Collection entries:

------------

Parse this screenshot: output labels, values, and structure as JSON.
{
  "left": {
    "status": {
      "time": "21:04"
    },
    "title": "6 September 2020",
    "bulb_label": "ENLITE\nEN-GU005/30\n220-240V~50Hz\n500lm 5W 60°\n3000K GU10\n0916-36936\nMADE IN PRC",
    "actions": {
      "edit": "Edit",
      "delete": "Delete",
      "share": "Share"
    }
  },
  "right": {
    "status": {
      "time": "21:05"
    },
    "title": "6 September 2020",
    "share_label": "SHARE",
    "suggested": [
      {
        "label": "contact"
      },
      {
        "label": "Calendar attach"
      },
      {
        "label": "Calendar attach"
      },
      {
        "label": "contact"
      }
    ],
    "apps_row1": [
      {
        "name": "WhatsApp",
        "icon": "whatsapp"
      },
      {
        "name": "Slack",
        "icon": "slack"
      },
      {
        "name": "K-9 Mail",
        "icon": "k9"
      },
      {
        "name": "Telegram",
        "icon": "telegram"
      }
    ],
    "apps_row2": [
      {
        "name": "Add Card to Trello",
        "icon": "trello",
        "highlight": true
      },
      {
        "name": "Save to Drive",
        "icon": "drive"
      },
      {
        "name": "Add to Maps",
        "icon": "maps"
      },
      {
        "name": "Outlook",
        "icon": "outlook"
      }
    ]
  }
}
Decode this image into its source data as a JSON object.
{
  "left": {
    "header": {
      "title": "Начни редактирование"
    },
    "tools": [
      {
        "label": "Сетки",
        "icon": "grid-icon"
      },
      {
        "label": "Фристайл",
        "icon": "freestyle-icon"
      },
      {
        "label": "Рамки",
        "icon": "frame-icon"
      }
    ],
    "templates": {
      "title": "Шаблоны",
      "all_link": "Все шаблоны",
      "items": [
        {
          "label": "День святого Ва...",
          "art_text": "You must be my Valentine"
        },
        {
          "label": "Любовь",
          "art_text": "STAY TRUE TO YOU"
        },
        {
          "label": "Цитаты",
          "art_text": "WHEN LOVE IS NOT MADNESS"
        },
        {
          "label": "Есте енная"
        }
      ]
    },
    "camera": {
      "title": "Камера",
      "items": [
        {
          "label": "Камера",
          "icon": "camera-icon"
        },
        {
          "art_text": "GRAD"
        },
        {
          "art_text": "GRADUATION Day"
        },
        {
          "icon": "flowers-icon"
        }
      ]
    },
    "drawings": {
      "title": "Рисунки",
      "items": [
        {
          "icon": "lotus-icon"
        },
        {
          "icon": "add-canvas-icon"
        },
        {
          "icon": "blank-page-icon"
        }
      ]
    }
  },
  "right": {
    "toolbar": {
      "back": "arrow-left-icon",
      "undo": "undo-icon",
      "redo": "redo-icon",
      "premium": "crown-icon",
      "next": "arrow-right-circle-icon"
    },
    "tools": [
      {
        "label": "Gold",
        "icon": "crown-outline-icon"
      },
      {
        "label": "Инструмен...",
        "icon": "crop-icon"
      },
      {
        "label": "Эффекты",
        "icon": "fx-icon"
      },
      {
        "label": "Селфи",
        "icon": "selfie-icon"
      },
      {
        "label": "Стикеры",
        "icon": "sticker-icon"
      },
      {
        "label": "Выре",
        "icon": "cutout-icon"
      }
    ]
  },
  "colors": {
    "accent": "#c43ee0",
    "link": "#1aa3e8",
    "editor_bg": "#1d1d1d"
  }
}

------------

• **What is required**: Provide only the count of lines in the material above that hold the word "JSON".

• **Expected answer**: 2